DATA SECTION:
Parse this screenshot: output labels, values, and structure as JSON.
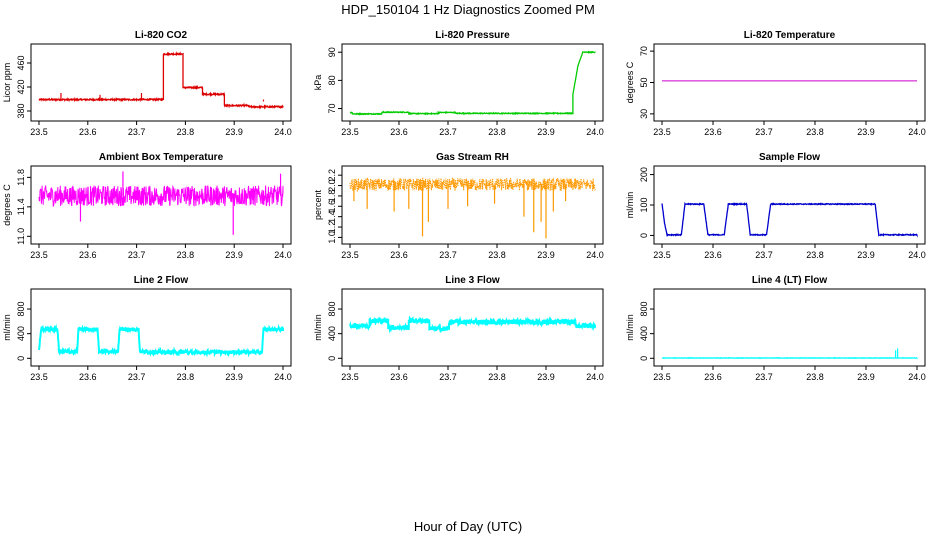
{
  "title": "HDP_150104  1 Hz Diagnostics Zoomed PM",
  "xlabel": "Hour of Day (UTC)",
  "chart_data": [
    {
      "type": "line",
      "title": "Li-820 CO2",
      "ylabel": "Licor ppm",
      "color": "#dd0000",
      "xlim": [
        23.5,
        24.0
      ],
      "xticks": [
        23.5,
        23.6,
        23.7,
        23.8,
        23.9,
        24.0
      ],
      "ylim": [
        370,
        485
      ],
      "yticks": [
        380,
        420,
        460
      ],
      "series": [
        {
          "style": "noisy-steps",
          "noise": 1.2,
          "x": [
            23.5,
            23.755,
            23.755,
            23.795,
            23.795,
            23.835,
            23.835,
            23.88,
            23.88,
            23.93,
            23.93,
            24.0
          ],
          "y": [
            399,
            399,
            475,
            475,
            419,
            419,
            408,
            408,
            389,
            389,
            387,
            387
          ],
          "spikes": [
            [
              23.545,
              410
            ],
            [
              23.625,
              407
            ],
            [
              23.71,
              410
            ],
            [
              23.96,
              396
            ]
          ]
        }
      ]
    },
    {
      "type": "line",
      "title": "Li-820 Pressure",
      "ylabel": "kPa",
      "color": "#00cc00",
      "xlim": [
        23.5,
        24.0
      ],
      "xticks": [
        23.5,
        23.6,
        23.7,
        23.8,
        23.9,
        24.0
      ],
      "ylim": [
        67,
        91.5
      ],
      "yticks": [
        70,
        80,
        90
      ],
      "series": [
        {
          "style": "noisy-steps",
          "noise": 0.15,
          "x": [
            23.5,
            23.505,
            23.505,
            23.565,
            23.565,
            23.62,
            23.62,
            23.68,
            23.68,
            23.715,
            23.715,
            23.955,
            23.955,
            23.965,
            23.975,
            23.975,
            24.0
          ],
          "y": [
            68.6,
            68.6,
            68.1,
            68.1,
            68.7,
            68.7,
            68.2,
            68.2,
            68.6,
            68.6,
            68.3,
            68.3,
            75,
            85,
            90,
            90,
            90
          ]
        }
      ]
    },
    {
      "type": "line",
      "title": "Li-820 Temperature",
      "ylabel": "degrees C",
      "color": "#cc00cc",
      "xlim": [
        23.5,
        24.0
      ],
      "xticks": [
        23.5,
        23.6,
        23.7,
        23.8,
        23.9,
        24.0
      ],
      "ylim": [
        28,
        72
      ],
      "yticks": [
        30,
        50,
        70
      ],
      "series": [
        {
          "style": "flat",
          "x": [
            23.5,
            24.0
          ],
          "y": [
            51,
            51
          ]
        }
      ]
    },
    {
      "type": "line",
      "title": "Ambient Box Temperature",
      "ylabel": "degrees C",
      "color": "#ff00ff",
      "xlim": [
        23.5,
        24.0
      ],
      "xticks": [
        23.5,
        23.6,
        23.7,
        23.8,
        23.9,
        24.0
      ],
      "ylim": [
        10.95,
        11.9
      ],
      "yticks": [
        11.0,
        11.4,
        11.8
      ],
      "series": [
        {
          "style": "noise-band",
          "x": [
            23.5,
            24.0
          ],
          "y": [
            11.55,
            11.55
          ],
          "noise": 0.14,
          "spikes": [
            [
              23.585,
              11.2
            ],
            [
              23.672,
              11.88
            ],
            [
              23.898,
              11.02
            ],
            [
              23.995,
              11.85
            ]
          ]
        }
      ]
    },
    {
      "type": "line",
      "title": "Gas Stream RH",
      "ylabel": "percent",
      "color": "#ff9900",
      "xlim": [
        23.5,
        24.0
      ],
      "xticks": [
        23.5,
        23.6,
        23.7,
        23.8,
        23.9,
        24.0
      ],
      "ylim": [
        0.95,
        2.3
      ],
      "yticks": [
        1.0,
        1.2,
        1.4,
        1.6,
        1.8,
        2.0,
        2.2
      ],
      "series": [
        {
          "style": "noise-band",
          "x": [
            23.5,
            24.0
          ],
          "y": [
            2.02,
            2.02
          ],
          "noise": 0.12,
          "spikes": [
            [
              23.508,
              1.7
            ],
            [
              23.535,
              1.55
            ],
            [
              23.59,
              1.5
            ],
            [
              23.62,
              1.55
            ],
            [
              23.648,
              1.02
            ],
            [
              23.66,
              1.3
            ],
            [
              23.7,
              1.55
            ],
            [
              23.74,
              1.6
            ],
            [
              23.795,
              1.65
            ],
            [
              23.855,
              1.4
            ],
            [
              23.875,
              1.1
            ],
            [
              23.89,
              1.3
            ],
            [
              23.9,
              0.98
            ],
            [
              23.915,
              1.5
            ],
            [
              23.94,
              1.7
            ]
          ]
        }
      ]
    },
    {
      "type": "line",
      "title": "Sample Flow",
      "ylabel": "ml/min",
      "color": "#0000cc",
      "xlim": [
        23.5,
        24.0
      ],
      "xticks": [
        23.5,
        23.6,
        23.7,
        23.8,
        23.9,
        24.0
      ],
      "ylim": [
        -15,
        215
      ],
      "yticks": [
        0,
        100,
        200
      ],
      "series": [
        {
          "style": "noisy-steps",
          "noise": 1.5,
          "x": [
            23.5,
            23.505,
            23.51,
            23.538,
            23.545,
            23.582,
            23.59,
            23.622,
            23.63,
            23.666,
            23.673,
            23.705,
            23.713,
            23.918,
            23.925,
            24.0
          ],
          "y": [
            105,
            40,
            2,
            2,
            103,
            103,
            2,
            2,
            103,
            103,
            2,
            2,
            103,
            103,
            2,
            2
          ]
        }
      ]
    },
    {
      "type": "line",
      "title": "Line 2 Flow",
      "ylabel": "ml/min",
      "color": "#00ffff",
      "xlim": [
        23.5,
        24.0
      ],
      "xticks": [
        23.5,
        23.6,
        23.7,
        23.8,
        23.9,
        24.0
      ],
      "ylim": [
        -60,
        1060
      ],
      "yticks": [
        0,
        400,
        800
      ],
      "series": [
        {
          "style": "noisy-steps",
          "noise": 30,
          "x": [
            23.5,
            23.504,
            23.538,
            23.541,
            23.578,
            23.581,
            23.62,
            23.623,
            23.662,
            23.665,
            23.704,
            23.707,
            23.745,
            23.957,
            23.96,
            24.0
          ],
          "y": [
            120,
            470,
            470,
            110,
            110,
            470,
            470,
            110,
            110,
            470,
            470,
            110,
            100,
            100,
            470,
            470
          ]
        }
      ]
    },
    {
      "type": "line",
      "title": "Line 3 Flow",
      "ylabel": "ml/min",
      "color": "#00ffff",
      "xlim": [
        23.5,
        24.0
      ],
      "xticks": [
        23.5,
        23.6,
        23.7,
        23.8,
        23.9,
        24.0
      ],
      "ylim": [
        -60,
        1060
      ],
      "yticks": [
        0,
        400,
        800
      ],
      "series": [
        {
          "style": "noisy-steps",
          "noise": 40,
          "x": [
            23.5,
            23.54,
            23.54,
            23.578,
            23.578,
            23.62,
            23.62,
            23.662,
            23.662,
            23.702,
            23.702,
            23.96,
            23.96,
            24.0
          ],
          "y": [
            530,
            530,
            610,
            610,
            500,
            500,
            610,
            610,
            480,
            480,
            590,
            590,
            530,
            530
          ]
        }
      ]
    },
    {
      "type": "line",
      "title": "Line 4 (LT) Flow",
      "ylabel": "ml/min",
      "color": "#00ffff",
      "xlim": [
        23.5,
        24.0
      ],
      "xticks": [
        23.5,
        23.6,
        23.7,
        23.8,
        23.9,
        24.0
      ],
      "ylim": [
        -60,
        1060
      ],
      "yticks": [
        0,
        400,
        800
      ],
      "series": [
        {
          "style": "noisy-steps",
          "noise": 3,
          "x": [
            23.5,
            24.0
          ],
          "y": [
            5,
            5
          ],
          "spikes": [
            [
              23.958,
              130
            ],
            [
              23.962,
              160
            ]
          ]
        }
      ]
    }
  ]
}
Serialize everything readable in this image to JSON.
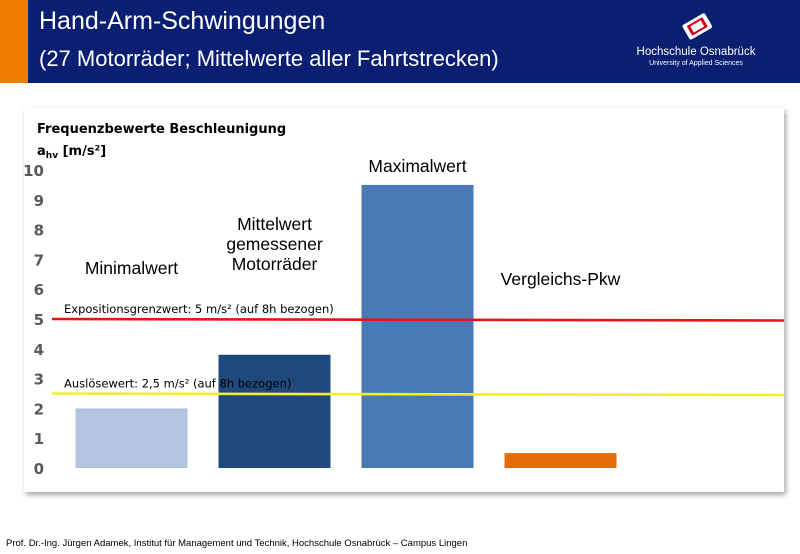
{
  "header": {
    "title": "Hand-Arm-Schwingungen",
    "subtitle": "(27 Motorräder; Mittelwerte aller Fahrtstrecken)",
    "logo_name": "Hochschule Osnabrück",
    "logo_sub": "University of Applied Sciences"
  },
  "colors": {
    "header_bg": "#0a1f72",
    "accent": "#ef7d00",
    "limit_line": "#e8141c",
    "action_line": "#f2ef2b"
  },
  "chart_data": {
    "type": "bar",
    "ylabel_line1": "Frequenzbewerte Beschleunigung",
    "ylabel_line2_main": "a",
    "ylabel_line2_sub": "hv",
    "ylabel_line2_unit": " [m/s²]",
    "ylim": [
      0,
      10
    ],
    "yticks": [
      0,
      1,
      2,
      3,
      4,
      5,
      6,
      7,
      8,
      9,
      10
    ],
    "grid": false,
    "categories": [
      [
        "Minimalwert"
      ],
      [
        "Mittelwert",
        "gemessener",
        "Motorräder"
      ],
      [
        "Maximalwert"
      ],
      [
        "Vergleichs-Pkw"
      ]
    ],
    "values": [
      2.0,
      3.8,
      9.5,
      0.5
    ],
    "bar_colors": [
      "#b4c3df",
      "#1f497d",
      "#4a7ab5",
      "#e36c0a"
    ],
    "reference_lines": [
      {
        "label": "Expositionsgrenzwert: 5 m/s² (auf 8h bezogen)",
        "value": 5.0,
        "color": "#e8141c"
      },
      {
        "label": "Auslösewert: 2,5 m/s² (auf 8h bezogen)",
        "value": 2.5,
        "color": "#f2ef2b"
      }
    ]
  },
  "footer": {
    "text": "Prof. Dr.-Ing. Jürgen Adamek,  Institut für Management und Technik, Hochschule Osnabrück – Campus Lingen"
  }
}
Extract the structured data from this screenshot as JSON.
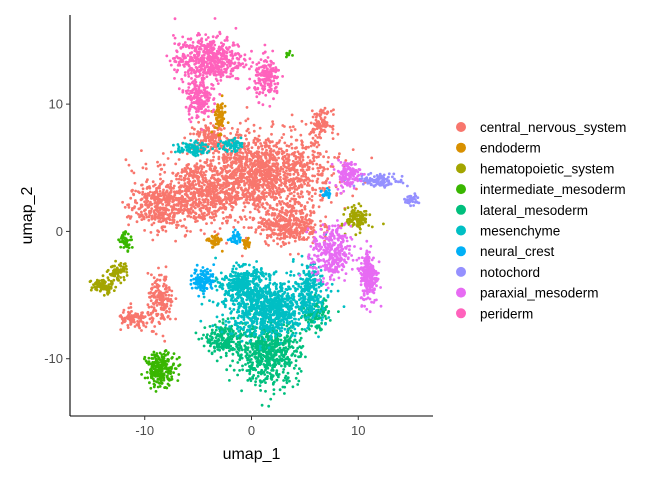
{
  "chart_data": {
    "type": "scatter",
    "title": "",
    "xlabel": "umap_1",
    "ylabel": "umap_2",
    "xlim": [
      -17,
      17
    ],
    "ylim": [
      -14.5,
      17
    ],
    "x_ticks": [
      -10,
      0,
      10
    ],
    "y_ticks": [
      -10,
      0,
      10
    ],
    "x_tick_labels": [
      "-10",
      "0",
      "10"
    ],
    "y_tick_labels": [
      "-10",
      "0",
      "10"
    ],
    "grid": false,
    "legend_position": "right",
    "series": [
      {
        "name": "central_nervous_system",
        "color": "#F8766D",
        "clusters": [
          {
            "cx": 1.0,
            "cy": 4.5,
            "rx": 6.5,
            "ry": 3.2,
            "n": 1400
          },
          {
            "cx": -5.0,
            "cy": 3.0,
            "rx": 4.0,
            "ry": 2.5,
            "n": 600
          },
          {
            "cx": -9.0,
            "cy": 2.0,
            "rx": 2.5,
            "ry": 1.8,
            "n": 300
          },
          {
            "cx": 3.5,
            "cy": 0.5,
            "rx": 2.8,
            "ry": 1.5,
            "n": 350
          },
          {
            "cx": -8.5,
            "cy": -5.5,
            "rx": 1.2,
            "ry": 2.0,
            "n": 180
          },
          {
            "cx": -11.0,
            "cy": -7.0,
            "rx": 1.5,
            "ry": 0.8,
            "n": 90
          },
          {
            "cx": -4.0,
            "cy": 7.5,
            "rx": 1.8,
            "ry": 1.0,
            "n": 120
          },
          {
            "cx": 6.5,
            "cy": 8.5,
            "rx": 1.0,
            "ry": 1.0,
            "n": 90
          }
        ]
      },
      {
        "name": "endoderm",
        "color": "#D89000",
        "clusters": [
          {
            "cx": -3.0,
            "cy": 9.0,
            "rx": 0.6,
            "ry": 1.2,
            "n": 70
          },
          {
            "cx": -3.5,
            "cy": -0.8,
            "rx": 0.6,
            "ry": 0.5,
            "n": 50
          },
          {
            "cx": -0.5,
            "cy": -1.0,
            "rx": 0.4,
            "ry": 0.4,
            "n": 25
          }
        ]
      },
      {
        "name": "hematopoietic_system",
        "color": "#A3A500",
        "clusters": [
          {
            "cx": 10.0,
            "cy": 1.0,
            "rx": 1.1,
            "ry": 0.9,
            "n": 120
          },
          {
            "cx": -14.0,
            "cy": -4.3,
            "rx": 1.0,
            "ry": 0.6,
            "n": 90
          },
          {
            "cx": -12.5,
            "cy": -3.2,
            "rx": 0.9,
            "ry": 0.7,
            "n": 70
          }
        ]
      },
      {
        "name": "intermediate_mesoderm",
        "color": "#39B600",
        "clusters": [
          {
            "cx": -8.5,
            "cy": -10.8,
            "rx": 1.4,
            "ry": 1.3,
            "n": 220
          },
          {
            "cx": -11.8,
            "cy": -0.7,
            "rx": 0.6,
            "ry": 0.7,
            "n": 50
          },
          {
            "cx": 3.5,
            "cy": 14.0,
            "rx": 0.3,
            "ry": 0.4,
            "n": 8
          }
        ]
      },
      {
        "name": "lateral_mesoderm",
        "color": "#00BF7D",
        "clusters": [
          {
            "cx": 1.5,
            "cy": -9.5,
            "rx": 3.0,
            "ry": 2.5,
            "n": 600
          },
          {
            "cx": -2.5,
            "cy": -8.5,
            "rx": 1.8,
            "ry": 1.2,
            "n": 200
          },
          {
            "cx": 6.0,
            "cy": -6.5,
            "rx": 1.2,
            "ry": 1.2,
            "n": 120
          }
        ]
      },
      {
        "name": "mesenchyme",
        "color": "#00BFC4",
        "clusters": [
          {
            "cx": 1.5,
            "cy": -6.0,
            "rx": 4.0,
            "ry": 2.2,
            "n": 900
          },
          {
            "cx": -1.0,
            "cy": -4.0,
            "rx": 2.0,
            "ry": 1.2,
            "n": 250
          },
          {
            "cx": 5.5,
            "cy": -4.5,
            "rx": 1.5,
            "ry": 2.0,
            "n": 200
          },
          {
            "cx": -5.5,
            "cy": 6.5,
            "rx": 1.5,
            "ry": 0.5,
            "n": 80
          },
          {
            "cx": -2.0,
            "cy": 6.8,
            "rx": 1.0,
            "ry": 0.5,
            "n": 60
          }
        ]
      },
      {
        "name": "neural_crest",
        "color": "#00B0F6",
        "clusters": [
          {
            "cx": -4.5,
            "cy": -3.8,
            "rx": 1.0,
            "ry": 1.0,
            "n": 120
          },
          {
            "cx": -1.5,
            "cy": -0.5,
            "rx": 0.5,
            "ry": 0.5,
            "n": 30
          },
          {
            "cx": 7.0,
            "cy": 3.0,
            "rx": 0.4,
            "ry": 0.4,
            "n": 20
          }
        ]
      },
      {
        "name": "notochord",
        "color": "#9590FF",
        "clusters": [
          {
            "cx": 12.0,
            "cy": 4.0,
            "rx": 2.2,
            "ry": 0.5,
            "n": 120
          },
          {
            "cx": 15.0,
            "cy": 2.5,
            "rx": 0.7,
            "ry": 0.4,
            "n": 40
          }
        ]
      },
      {
        "name": "paraxial_mesoderm",
        "color": "#E76BF3",
        "clusters": [
          {
            "cx": 7.5,
            "cy": -1.8,
            "rx": 1.8,
            "ry": 2.2,
            "n": 320
          },
          {
            "cx": 11.0,
            "cy": -3.5,
            "rx": 0.8,
            "ry": 2.2,
            "n": 220
          },
          {
            "cx": 9.0,
            "cy": 4.5,
            "rx": 1.2,
            "ry": 1.0,
            "n": 120
          }
        ]
      },
      {
        "name": "periderm",
        "color": "#FF62BC",
        "clusters": [
          {
            "cx": -4.0,
            "cy": 13.5,
            "rx": 3.2,
            "ry": 1.8,
            "n": 550
          },
          {
            "cx": -5.0,
            "cy": 10.5,
            "rx": 1.2,
            "ry": 1.6,
            "n": 180
          },
          {
            "cx": 1.5,
            "cy": 12.0,
            "rx": 1.2,
            "ry": 1.6,
            "n": 160
          }
        ]
      }
    ]
  }
}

INSTRUCTION:
Lines containing the word "screenshot" must all be returned from the material above.

CORRECT OUTPUT:
Parse this screenshot: output labels, values, and structure as JSON.
Extract the structured data from this screenshot as JSON.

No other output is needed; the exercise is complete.